**SHORT PROBLEM**
Restate each of the lines given below, word for word.

**Data items**
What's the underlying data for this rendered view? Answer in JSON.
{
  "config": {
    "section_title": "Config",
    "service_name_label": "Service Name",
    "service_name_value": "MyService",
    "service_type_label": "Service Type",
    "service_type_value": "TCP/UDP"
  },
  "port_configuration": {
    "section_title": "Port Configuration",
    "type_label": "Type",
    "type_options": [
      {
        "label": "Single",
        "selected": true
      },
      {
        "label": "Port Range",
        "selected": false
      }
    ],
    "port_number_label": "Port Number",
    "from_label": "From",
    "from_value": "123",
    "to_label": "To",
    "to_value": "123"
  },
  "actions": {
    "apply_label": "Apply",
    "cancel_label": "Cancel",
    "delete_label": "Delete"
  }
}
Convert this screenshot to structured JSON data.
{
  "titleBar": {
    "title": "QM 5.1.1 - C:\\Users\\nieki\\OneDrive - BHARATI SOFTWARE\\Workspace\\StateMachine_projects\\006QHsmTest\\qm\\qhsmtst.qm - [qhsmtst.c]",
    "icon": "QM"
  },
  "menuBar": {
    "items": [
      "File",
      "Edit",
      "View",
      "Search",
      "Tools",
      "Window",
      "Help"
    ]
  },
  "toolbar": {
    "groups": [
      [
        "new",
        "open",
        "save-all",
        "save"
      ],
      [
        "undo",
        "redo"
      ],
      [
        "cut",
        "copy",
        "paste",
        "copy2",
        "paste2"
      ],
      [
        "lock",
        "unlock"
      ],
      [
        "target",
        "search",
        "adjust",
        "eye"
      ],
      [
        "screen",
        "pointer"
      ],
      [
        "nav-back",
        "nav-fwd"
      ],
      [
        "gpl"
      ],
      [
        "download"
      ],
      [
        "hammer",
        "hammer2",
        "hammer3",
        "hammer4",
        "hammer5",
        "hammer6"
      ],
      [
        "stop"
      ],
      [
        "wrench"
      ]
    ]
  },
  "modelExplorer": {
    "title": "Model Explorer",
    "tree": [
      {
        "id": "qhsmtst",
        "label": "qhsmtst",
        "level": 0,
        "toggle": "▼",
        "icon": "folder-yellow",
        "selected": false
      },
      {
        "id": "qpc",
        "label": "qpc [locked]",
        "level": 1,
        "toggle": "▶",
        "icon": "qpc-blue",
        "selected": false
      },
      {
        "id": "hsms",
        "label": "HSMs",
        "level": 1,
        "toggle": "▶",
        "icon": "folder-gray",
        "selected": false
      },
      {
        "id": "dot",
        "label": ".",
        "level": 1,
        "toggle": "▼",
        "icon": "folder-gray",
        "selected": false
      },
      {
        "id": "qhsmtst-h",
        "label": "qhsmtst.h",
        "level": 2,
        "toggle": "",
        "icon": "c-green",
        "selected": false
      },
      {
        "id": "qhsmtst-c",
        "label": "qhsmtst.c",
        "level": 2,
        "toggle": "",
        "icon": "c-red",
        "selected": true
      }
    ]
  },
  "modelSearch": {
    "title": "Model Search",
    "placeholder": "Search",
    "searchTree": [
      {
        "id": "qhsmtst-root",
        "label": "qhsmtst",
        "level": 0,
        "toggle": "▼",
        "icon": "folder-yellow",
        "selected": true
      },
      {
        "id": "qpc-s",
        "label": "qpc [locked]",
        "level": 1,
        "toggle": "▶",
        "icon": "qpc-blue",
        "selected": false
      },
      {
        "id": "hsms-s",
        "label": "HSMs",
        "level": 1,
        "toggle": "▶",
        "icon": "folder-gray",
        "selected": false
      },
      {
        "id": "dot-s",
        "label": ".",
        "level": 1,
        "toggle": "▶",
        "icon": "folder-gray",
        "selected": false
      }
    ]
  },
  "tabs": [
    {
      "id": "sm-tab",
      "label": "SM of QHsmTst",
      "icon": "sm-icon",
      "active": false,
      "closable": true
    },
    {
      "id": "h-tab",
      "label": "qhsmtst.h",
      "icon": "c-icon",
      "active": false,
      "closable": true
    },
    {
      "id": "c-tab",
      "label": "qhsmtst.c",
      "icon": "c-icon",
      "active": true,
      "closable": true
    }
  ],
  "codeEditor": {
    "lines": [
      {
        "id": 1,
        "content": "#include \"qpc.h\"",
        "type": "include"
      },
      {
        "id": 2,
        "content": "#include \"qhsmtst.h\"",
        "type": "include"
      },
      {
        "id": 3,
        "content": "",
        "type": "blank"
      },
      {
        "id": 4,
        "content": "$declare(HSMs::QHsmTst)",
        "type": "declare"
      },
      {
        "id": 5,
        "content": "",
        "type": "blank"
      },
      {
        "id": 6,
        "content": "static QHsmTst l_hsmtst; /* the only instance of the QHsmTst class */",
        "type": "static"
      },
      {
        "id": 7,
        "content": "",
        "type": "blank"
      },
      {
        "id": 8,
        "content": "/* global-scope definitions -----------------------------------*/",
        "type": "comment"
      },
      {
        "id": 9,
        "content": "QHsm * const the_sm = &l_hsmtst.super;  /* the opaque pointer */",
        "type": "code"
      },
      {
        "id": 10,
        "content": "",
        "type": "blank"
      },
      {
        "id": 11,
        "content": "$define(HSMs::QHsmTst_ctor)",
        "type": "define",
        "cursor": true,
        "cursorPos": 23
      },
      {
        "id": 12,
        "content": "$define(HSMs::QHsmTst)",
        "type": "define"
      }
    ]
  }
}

**RESULT**
What's the underlying data for this rendered view? Answer in JSON.
{
  "config": {
    "section_title": "Config",
    "service_name_label": "Service Name",
    "service_name_value": "MyService",
    "service_type_label": "Service Type",
    "service_type_value": "TCP/UDP"
  },
  "port_configuration": {
    "section_title": "Port Configuration",
    "type_label": "Type",
    "type_options": [
      {
        "label": "Single",
        "selected": true
      },
      {
        "label": "Port Range",
        "selected": false
      }
    ],
    "port_number_label": "Port Number",
    "from_label": "From",
    "from_value": "123",
    "to_label": "To",
    "to_value": "123"
  },
  "actions": {
    "apply_label": "Apply",
    "cancel_label": "Cancel",
    "delete_label": "Delete"
  }
}
Convert this screenshot to structured JSON data.
{
  "titleBar": {
    "title": "QM 5.1.1 - C:\\Users\\nieki\\OneDrive - BHARATI SOFTWARE\\Workspace\\StateMachine_projects\\006QHsmTest\\qm\\qhsmtst.qm - [qhsmtst.c]",
    "icon": "QM"
  },
  "menuBar": {
    "items": [
      "File",
      "Edit",
      "View",
      "Search",
      "Tools",
      "Window",
      "Help"
    ]
  },
  "toolbar": {
    "groups": [
      [
        "new",
        "open",
        "save-all",
        "save"
      ],
      [
        "undo",
        "redo"
      ],
      [
        "cut",
        "copy",
        "paste",
        "copy2",
        "paste2"
      ],
      [
        "lock",
        "unlock"
      ],
      [
        "target",
        "search",
        "adjust",
        "eye"
      ],
      [
        "screen",
        "pointer"
      ],
      [
        "nav-back",
        "nav-fwd"
      ],
      [
        "gpl"
      ],
      [
        "download"
      ],
      [
        "hammer",
        "hammer2",
        "hammer3",
        "hammer4",
        "hammer5",
        "hammer6"
      ],
      [
        "stop"
      ],
      [
        "wrench"
      ]
    ]
  },
  "modelExplorer": {
    "title": "Model Explorer",
    "tree": [
      {
        "id": "qhsmtst",
        "label": "qhsmtst",
        "level": 0,
        "toggle": "▼",
        "icon": "folder-yellow",
        "selected": false
      },
      {
        "id": "qpc",
        "label": "qpc [locked]",
        "level": 1,
        "toggle": "▶",
        "icon": "qpc-blue",
        "selected": false
      },
      {
        "id": "hsms",
        "label": "HSMs",
        "level": 1,
        "toggle": "▶",
        "icon": "folder-gray",
        "selected": false
      },
      {
        "id": "dot",
        "label": ".",
        "level": 1,
        "toggle": "▼",
        "icon": "folder-gray",
        "selected": false
      },
      {
        "id": "qhsmtst-h",
        "label": "qhsmtst.h",
        "level": 2,
        "toggle": "",
        "icon": "c-green",
        "selected": false
      },
      {
        "id": "qhsmtst-c",
        "label": "qhsmtst.c",
        "level": 2,
        "toggle": "",
        "icon": "c-red",
        "selected": true
      }
    ]
  },
  "modelSearch": {
    "title": "Model Search",
    "placeholder": "Search",
    "searchTree": [
      {
        "id": "qhsmtst-root",
        "label": "qhsmtst",
        "level": 0,
        "toggle": "▼",
        "icon": "folder-yellow",
        "selected": true
      },
      {
        "id": "qpc-s",
        "label": "qpc [locked]",
        "level": 1,
        "toggle": "▶",
        "icon": "qpc-blue",
        "selected": false
      },
      {
        "id": "hsms-s",
        "label": "HSMs",
        "level": 1,
        "toggle": "▶",
        "icon": "folder-gray",
        "selected": false
      },
      {
        "id": "dot-s",
        "label": ".",
        "level": 1,
        "toggle": "▶",
        "icon": "folder-gray",
        "selected": false
      }
    ]
  },
  "tabs": [
    {
      "id": "sm-tab",
      "label": "SM of QHsmTst",
      "icon": "sm-icon",
      "active": false,
      "closable": true
    },
    {
      "id": "h-tab",
      "label": "qhsmtst.h",
      "icon": "c-icon",
      "active": false,
      "closable": true
    },
    {
      "id": "c-tab",
      "label": "qhsmtst.c",
      "icon": "c-icon",
      "active": true,
      "closable": true
    }
  ],
  "codeEditor": {
    "lines": [
      {
        "id": 1,
        "content": "#include \"qpc.h\"",
        "type": "include"
      },
      {
        "id": 2,
        "content": "#include \"qhsmtst.h\"",
        "type": "include"
      },
      {
        "id": 3,
        "content": "",
        "type": "blank"
      },
      {
        "id": 4,
        "content": "$declare(HSMs::QHsmTst)",
        "type": "declare"
      },
      {
        "id": 5,
        "content": "",
        "type": "blank"
      },
      {
        "id": 6,
        "content": "static QHsmTst l_hsmtst; /* the only instance of the QHsmTst class */",
        "type": "static"
      },
      {
        "id": 7,
        "content": "",
        "type": "blank"
      },
      {
        "id": 8,
        "content": "/* global-scope definitions -----------------------------------*/",
        "type": "comment"
      },
      {
        "id": 9,
        "content": "QHsm * const the_sm = &l_hsmtst.super;  /* the opaque pointer */",
        "type": "code"
      },
      {
        "id": 10,
        "content": "",
        "type": "blank"
      },
      {
        "id": 11,
        "content": "$define(HSMs::QHsmTst_ctor)",
        "type": "define",
        "cursor": true,
        "cursorPos": 23
      },
      {
        "id": 12,
        "content": "$define(HSMs::QHsmTst)",
        "type": "define"
      }
    ]
  }
}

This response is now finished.